■ Challenge: Go through the entries below and copy each line containing the word "часах".

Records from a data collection
☆ ☆ ☆ ☆ ☆ ☆ ☆
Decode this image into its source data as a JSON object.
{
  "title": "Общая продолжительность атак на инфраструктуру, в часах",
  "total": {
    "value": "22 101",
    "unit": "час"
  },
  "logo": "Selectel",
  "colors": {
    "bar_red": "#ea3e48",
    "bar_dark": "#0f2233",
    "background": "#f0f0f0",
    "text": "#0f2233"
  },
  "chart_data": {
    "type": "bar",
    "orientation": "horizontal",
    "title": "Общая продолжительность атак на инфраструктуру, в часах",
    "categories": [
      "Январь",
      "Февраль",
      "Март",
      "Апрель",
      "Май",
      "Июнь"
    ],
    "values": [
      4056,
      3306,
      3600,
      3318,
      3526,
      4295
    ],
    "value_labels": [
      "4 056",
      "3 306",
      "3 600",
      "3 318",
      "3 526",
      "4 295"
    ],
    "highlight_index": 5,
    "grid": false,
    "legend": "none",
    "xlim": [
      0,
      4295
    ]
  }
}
☆ ☆ ☆ ☆ ☆ ☆ ☆
■ The answer:
  "title": "Общая продолжительность атак на инфраструктуру, в часах",
    "title": "Общая продолжительность атак на инфраструктуру, в часах",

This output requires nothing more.